# Brief
Write out every line of the records below word for word, changing no character.

=== Material supplied ===

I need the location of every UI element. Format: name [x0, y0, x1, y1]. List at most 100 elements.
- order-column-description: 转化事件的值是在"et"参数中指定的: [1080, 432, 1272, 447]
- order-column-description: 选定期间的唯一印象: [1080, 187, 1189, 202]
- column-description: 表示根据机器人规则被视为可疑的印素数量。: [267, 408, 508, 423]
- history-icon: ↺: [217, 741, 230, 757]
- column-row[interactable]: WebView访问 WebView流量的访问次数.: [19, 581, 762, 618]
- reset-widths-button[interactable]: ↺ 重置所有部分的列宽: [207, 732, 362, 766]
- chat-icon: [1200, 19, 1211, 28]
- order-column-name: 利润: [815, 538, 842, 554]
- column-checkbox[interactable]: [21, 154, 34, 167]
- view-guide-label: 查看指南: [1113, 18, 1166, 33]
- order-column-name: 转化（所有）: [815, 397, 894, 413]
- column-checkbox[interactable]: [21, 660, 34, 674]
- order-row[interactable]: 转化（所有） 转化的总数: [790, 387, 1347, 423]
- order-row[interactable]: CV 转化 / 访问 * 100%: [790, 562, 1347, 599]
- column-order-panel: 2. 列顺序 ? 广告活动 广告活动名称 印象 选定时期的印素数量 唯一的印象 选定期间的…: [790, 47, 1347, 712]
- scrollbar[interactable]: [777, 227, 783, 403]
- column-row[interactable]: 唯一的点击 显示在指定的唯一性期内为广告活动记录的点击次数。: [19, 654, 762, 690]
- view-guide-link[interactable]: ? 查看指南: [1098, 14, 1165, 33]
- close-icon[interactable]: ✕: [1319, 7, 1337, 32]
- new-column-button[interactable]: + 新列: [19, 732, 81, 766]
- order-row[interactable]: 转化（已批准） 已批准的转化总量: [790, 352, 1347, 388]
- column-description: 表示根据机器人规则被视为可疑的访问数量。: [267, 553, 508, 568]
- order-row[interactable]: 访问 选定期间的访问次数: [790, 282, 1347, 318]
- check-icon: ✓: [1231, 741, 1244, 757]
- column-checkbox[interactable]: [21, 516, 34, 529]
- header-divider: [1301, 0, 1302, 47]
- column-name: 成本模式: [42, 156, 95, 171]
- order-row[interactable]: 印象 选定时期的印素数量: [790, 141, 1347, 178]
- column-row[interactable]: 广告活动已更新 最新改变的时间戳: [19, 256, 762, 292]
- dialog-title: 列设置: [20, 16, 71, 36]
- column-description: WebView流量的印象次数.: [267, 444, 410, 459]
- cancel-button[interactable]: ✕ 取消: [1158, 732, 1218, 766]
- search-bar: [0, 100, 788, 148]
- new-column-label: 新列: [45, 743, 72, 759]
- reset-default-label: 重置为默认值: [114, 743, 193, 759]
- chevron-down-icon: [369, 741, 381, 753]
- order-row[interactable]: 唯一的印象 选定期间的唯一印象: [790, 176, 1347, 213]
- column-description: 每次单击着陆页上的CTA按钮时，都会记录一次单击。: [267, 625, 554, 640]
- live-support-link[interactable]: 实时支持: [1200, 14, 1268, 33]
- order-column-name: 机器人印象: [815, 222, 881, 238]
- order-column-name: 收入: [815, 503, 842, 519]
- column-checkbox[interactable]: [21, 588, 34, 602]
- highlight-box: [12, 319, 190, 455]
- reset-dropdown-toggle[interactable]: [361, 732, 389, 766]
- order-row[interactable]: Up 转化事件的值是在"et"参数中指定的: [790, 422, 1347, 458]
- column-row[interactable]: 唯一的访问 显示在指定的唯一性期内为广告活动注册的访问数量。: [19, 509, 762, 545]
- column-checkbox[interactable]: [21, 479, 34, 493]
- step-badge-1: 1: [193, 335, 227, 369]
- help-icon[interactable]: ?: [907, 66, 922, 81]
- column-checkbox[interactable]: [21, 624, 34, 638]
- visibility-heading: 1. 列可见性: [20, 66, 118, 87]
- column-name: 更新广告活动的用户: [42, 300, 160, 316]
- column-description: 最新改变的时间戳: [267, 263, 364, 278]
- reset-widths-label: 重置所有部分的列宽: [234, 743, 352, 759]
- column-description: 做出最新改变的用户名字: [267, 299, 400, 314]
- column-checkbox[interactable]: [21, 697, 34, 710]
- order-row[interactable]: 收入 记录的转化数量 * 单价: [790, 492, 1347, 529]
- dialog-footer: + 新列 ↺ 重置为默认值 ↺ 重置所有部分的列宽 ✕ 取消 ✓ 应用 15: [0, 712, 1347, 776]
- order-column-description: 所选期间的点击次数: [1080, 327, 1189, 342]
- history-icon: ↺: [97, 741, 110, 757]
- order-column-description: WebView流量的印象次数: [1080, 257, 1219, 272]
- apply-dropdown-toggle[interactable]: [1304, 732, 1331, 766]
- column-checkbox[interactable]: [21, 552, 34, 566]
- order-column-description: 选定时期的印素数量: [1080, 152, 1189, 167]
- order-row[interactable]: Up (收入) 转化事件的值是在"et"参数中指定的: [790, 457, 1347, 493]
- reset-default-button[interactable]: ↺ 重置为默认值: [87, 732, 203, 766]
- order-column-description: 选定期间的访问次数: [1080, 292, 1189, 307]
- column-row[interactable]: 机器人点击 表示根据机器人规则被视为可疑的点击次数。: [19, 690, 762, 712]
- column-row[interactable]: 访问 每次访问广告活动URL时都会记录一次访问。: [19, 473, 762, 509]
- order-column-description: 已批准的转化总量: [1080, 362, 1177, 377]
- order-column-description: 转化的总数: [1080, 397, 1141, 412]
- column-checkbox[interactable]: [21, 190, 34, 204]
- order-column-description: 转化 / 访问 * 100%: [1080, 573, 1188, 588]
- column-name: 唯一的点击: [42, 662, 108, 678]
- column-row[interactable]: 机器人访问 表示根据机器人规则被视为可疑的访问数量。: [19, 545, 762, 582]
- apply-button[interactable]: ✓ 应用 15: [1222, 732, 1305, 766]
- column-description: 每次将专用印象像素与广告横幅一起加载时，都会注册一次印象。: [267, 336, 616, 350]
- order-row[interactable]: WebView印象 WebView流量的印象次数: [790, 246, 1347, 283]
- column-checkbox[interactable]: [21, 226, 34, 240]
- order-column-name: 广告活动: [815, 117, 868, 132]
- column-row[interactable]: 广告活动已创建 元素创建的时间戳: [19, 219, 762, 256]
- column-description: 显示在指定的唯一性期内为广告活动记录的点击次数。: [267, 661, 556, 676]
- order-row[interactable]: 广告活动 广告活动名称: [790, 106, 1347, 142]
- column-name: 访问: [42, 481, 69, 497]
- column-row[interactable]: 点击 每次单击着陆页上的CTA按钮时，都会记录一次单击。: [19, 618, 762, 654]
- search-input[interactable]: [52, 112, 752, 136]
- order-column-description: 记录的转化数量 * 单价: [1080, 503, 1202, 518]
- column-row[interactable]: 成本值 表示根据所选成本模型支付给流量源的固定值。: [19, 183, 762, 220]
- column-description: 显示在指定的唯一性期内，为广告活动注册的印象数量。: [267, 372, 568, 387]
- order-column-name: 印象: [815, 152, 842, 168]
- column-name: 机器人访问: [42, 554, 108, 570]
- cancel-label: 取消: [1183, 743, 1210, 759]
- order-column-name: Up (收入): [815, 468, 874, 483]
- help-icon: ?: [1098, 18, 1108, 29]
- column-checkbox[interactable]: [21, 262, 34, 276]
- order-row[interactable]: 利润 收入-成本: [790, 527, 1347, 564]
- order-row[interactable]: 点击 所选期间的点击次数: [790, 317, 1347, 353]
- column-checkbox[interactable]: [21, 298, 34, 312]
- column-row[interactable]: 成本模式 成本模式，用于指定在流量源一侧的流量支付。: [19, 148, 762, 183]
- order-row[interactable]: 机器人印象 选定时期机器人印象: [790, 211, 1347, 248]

===

# Written response
I need the location of every UI element. Format: name [x0, y0, x1, y1]. List at most 100 elements.
- order-column-description: 转化事件的值是在"et"参数中指定的: [1080, 432, 1272, 447]
- order-column-description: 选定期间的唯一印象: [1080, 187, 1189, 202]
- column-description: 表示根据机器人规则被视为可疑的印素数量。: [267, 408, 508, 423]
- history-icon: ↺: [217, 741, 230, 757]
- column-row[interactable]: WebView访问 WebView流量的访问次数.: [19, 581, 762, 618]
- reset-widths-button[interactable]: ↺ 重置所有部分的列宽: [207, 732, 362, 766]
- chat-icon: [1200, 19, 1211, 28]
- order-column-name: 利润: [815, 538, 842, 554]
- column-checkbox[interactable]: [21, 154, 34, 167]
- view-guide-label: 查看指南: [1113, 18, 1166, 33]
- order-column-name: 转化（所有）: [815, 397, 894, 413]
- column-checkbox[interactable]: [21, 660, 34, 674]
- order-row[interactable]: 转化（所有） 转化的总数: [790, 387, 1347, 423]
- order-row[interactable]: CV 转化 / 访问 * 100%: [790, 562, 1347, 599]
- column-order-panel: 2. 列顺序 ? 广告活动 广告活动名称 印象 选定时期的印素数量 唯一的印象 选定期间的…: [790, 47, 1347, 712]
- scrollbar[interactable]: [777, 227, 783, 403]
- column-row[interactable]: 唯一的点击 显示在指定的唯一性期内为广告活动记录的点击次数。: [19, 654, 762, 690]
- view-guide-link[interactable]: ? 查看指南: [1098, 14, 1165, 33]
- close-icon[interactable]: ✕: [1319, 7, 1337, 32]
- new-column-button[interactable]: + 新列: [19, 732, 81, 766]
- order-row[interactable]: 转化（已批准） 已批准的转化总量: [790, 352, 1347, 388]
- column-description: 表示根据机器人规则被视为可疑的访问数量。: [267, 553, 508, 568]
- order-row[interactable]: 访问 选定期间的访问次数: [790, 282, 1347, 318]
- check-icon: ✓: [1231, 741, 1244, 757]
- column-checkbox[interactable]: [21, 516, 34, 529]
- header-divider: [1301, 0, 1302, 47]
- column-name: 成本模式: [42, 156, 95, 171]
- order-row[interactable]: 印象 选定时期的印素数量: [790, 141, 1347, 178]
- column-row[interactable]: 广告活动已更新 最新改变的时间戳: [19, 256, 762, 292]
- dialog-title: 列设置: [20, 16, 71, 36]
- column-description: WebView流量的印象次数.: [267, 444, 410, 459]
- cancel-button[interactable]: ✕ 取消: [1158, 732, 1218, 766]
- search-bar: [0, 100, 788, 148]
- new-column-label: 新列: [45, 743, 72, 759]
- reset-default-label: 重置为默认值: [114, 743, 193, 759]
- chevron-down-icon: [369, 741, 381, 753]
- order-row[interactable]: 唯一的印象 选定期间的唯一印象: [790, 176, 1347, 213]
- column-description: 每次单击着陆页上的CTA按钮时，都会记录一次单击。: [267, 625, 554, 640]
- live-support-link[interactable]: 实时支持: [1200, 14, 1268, 33]
- order-column-name: 机器人印象: [815, 222, 881, 238]
- order-column-name: 收入: [815, 503, 842, 519]
- column-checkbox[interactable]: [21, 588, 34, 602]
- highlight-box: [12, 319, 190, 455]
- reset-dropdown-toggle[interactable]: [361, 732, 389, 766]
- order-row[interactable]: Up 转化事件的值是在"et"参数中指定的: [790, 422, 1347, 458]
- column-row[interactable]: 唯一的访问 显示在指定的唯一性期内为广告活动注册的访问数量。: [19, 509, 762, 545]
- column-checkbox[interactable]: [21, 479, 34, 493]
- step-badge-1: 1: [193, 335, 227, 369]
- help-icon[interactable]: ?: [907, 66, 922, 81]
- column-checkbox[interactable]: [21, 624, 34, 638]
- visibility-heading: 1. 列可见性: [20, 66, 118, 87]
- column-name: 更新广告活动的用户: [42, 300, 160, 316]
- column-description: 最新改变的时间戳: [267, 263, 364, 278]
- reset-widths-label: 重置所有部分的列宽: [234, 743, 352, 759]
- column-description: 做出最新改变的用户名字: [267, 299, 400, 314]
- column-checkbox[interactable]: [21, 697, 34, 710]
- order-row[interactable]: 收入 记录的转化数量 * 单价: [790, 492, 1347, 529]
- dialog-footer: + 新列 ↺ 重置为默认值 ↺ 重置所有部分的列宽 ✕ 取消 ✓ 应用 15: [0, 712, 1347, 776]
- order-column-description: 所选期间的点击次数: [1080, 327, 1189, 342]
- history-icon: ↺: [97, 741, 110, 757]
- order-column-description: WebView流量的印象次数: [1080, 257, 1219, 272]
- apply-dropdown-toggle[interactable]: [1304, 732, 1331, 766]
- column-checkbox[interactable]: [21, 552, 34, 566]
- order-column-description: 选定时期的印素数量: [1080, 152, 1189, 167]
- order-row[interactable]: Up (收入) 转化事件的值是在"et"参数中指定的: [790, 457, 1347, 493]
- reset-default-button[interactable]: ↺ 重置为默认值: [87, 732, 203, 766]
- order-column-description: 选定期间的访问次数: [1080, 292, 1189, 307]
- column-row[interactable]: 机器人点击 表示根据机器人规则被视为可疑的点击次数。: [19, 690, 762, 712]
- column-row[interactable]: 访问 每次访问广告活动URL时都会记录一次访问。: [19, 473, 762, 509]
- order-column-description: 已批准的转化总量: [1080, 362, 1177, 377]
- order-column-description: 转化的总数: [1080, 397, 1141, 412]
- column-checkbox[interactable]: [21, 190, 34, 204]
- order-column-description: 转化 / 访问 * 100%: [1080, 573, 1188, 588]
- column-name: 唯一的点击: [42, 662, 108, 678]
- column-row[interactable]: 机器人访问 表示根据机器人规则被视为可疑的访问数量。: [19, 545, 762, 582]
- apply-button[interactable]: ✓ 应用 15: [1222, 732, 1305, 766]
- column-description: 每次将专用印象像素与广告横幅一起加载时，都会注册一次印象。: [267, 336, 616, 350]
- order-row[interactable]: WebView印象 WebView流量的印象次数: [790, 246, 1347, 283]
- column-checkbox[interactable]: [21, 226, 34, 240]
- order-column-name: 广告活动: [815, 117, 868, 132]
- column-row[interactable]: 广告活动已创建 元素创建的时间戳: [19, 219, 762, 256]
- column-description: 显示在指定的唯一性期内为广告活动记录的点击次数。: [267, 661, 556, 676]
- order-row[interactable]: 广告活动 广告活动名称: [790, 106, 1347, 142]
- column-name: 访问: [42, 481, 69, 497]
- column-row[interactable]: 点击 每次单击着陆页上的CTA按钮时，都会记录一次单击。: [19, 618, 762, 654]
- search-input[interactable]: [52, 112, 752, 136]
- order-column-description: 记录的转化数量 * 单价: [1080, 503, 1202, 518]
- column-row[interactable]: 成本值 表示根据所选成本模型支付给流量源的固定值。: [19, 183, 762, 220]
- column-description: 显示在指定的唯一性期内，为广告活动注册的印象数量。: [267, 372, 568, 387]
- order-column-name: 印象: [815, 152, 842, 168]
- column-name: 机器人访问: [42, 554, 108, 570]
- cancel-label: 取消: [1183, 743, 1210, 759]
- order-column-name: Up (收入): [815, 468, 874, 483]
- help-icon: ?: [1098, 18, 1108, 29]
- column-checkbox[interactable]: [21, 262, 34, 276]
- order-row[interactable]: 利润 收入-成本: [790, 527, 1347, 564]
- order-row[interactable]: 点击 所选期间的点击次数: [790, 317, 1347, 353]
- column-checkbox[interactable]: [21, 298, 34, 312]
- column-row[interactable]: 成本模式 成本模式，用于指定在流量源一侧的流量支付。: [19, 148, 762, 183]
- order-row[interactable]: 机器人印象 选定时期机器人印象: [790, 211, 1347, 248]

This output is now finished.